- Exercise aim:
Find each line with the word "values" and copy it.

- Supplied material:

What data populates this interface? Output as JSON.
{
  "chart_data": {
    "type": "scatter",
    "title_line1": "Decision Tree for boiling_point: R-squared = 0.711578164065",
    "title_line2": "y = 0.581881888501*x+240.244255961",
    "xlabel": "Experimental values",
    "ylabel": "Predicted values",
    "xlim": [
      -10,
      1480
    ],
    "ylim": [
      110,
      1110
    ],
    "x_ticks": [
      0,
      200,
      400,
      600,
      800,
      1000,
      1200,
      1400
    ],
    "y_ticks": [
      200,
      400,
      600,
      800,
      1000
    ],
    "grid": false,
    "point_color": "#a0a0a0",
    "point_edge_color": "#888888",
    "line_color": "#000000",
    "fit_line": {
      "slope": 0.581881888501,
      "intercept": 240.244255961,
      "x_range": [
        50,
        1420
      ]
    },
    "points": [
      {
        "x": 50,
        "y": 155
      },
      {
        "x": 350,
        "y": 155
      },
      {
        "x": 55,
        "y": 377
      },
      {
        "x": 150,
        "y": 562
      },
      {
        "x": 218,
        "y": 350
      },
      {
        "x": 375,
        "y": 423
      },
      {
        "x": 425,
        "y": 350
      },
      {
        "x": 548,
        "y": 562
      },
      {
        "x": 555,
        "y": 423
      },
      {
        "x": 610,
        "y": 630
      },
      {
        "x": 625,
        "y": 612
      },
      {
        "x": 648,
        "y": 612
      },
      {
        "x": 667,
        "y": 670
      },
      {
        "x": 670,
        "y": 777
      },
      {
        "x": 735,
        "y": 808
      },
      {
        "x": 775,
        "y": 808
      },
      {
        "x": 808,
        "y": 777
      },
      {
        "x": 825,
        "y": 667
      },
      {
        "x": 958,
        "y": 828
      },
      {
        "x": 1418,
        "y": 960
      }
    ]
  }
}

- Exercise solution:
    "xlabel": "Experimental values",
    "ylabel": "Predicted values",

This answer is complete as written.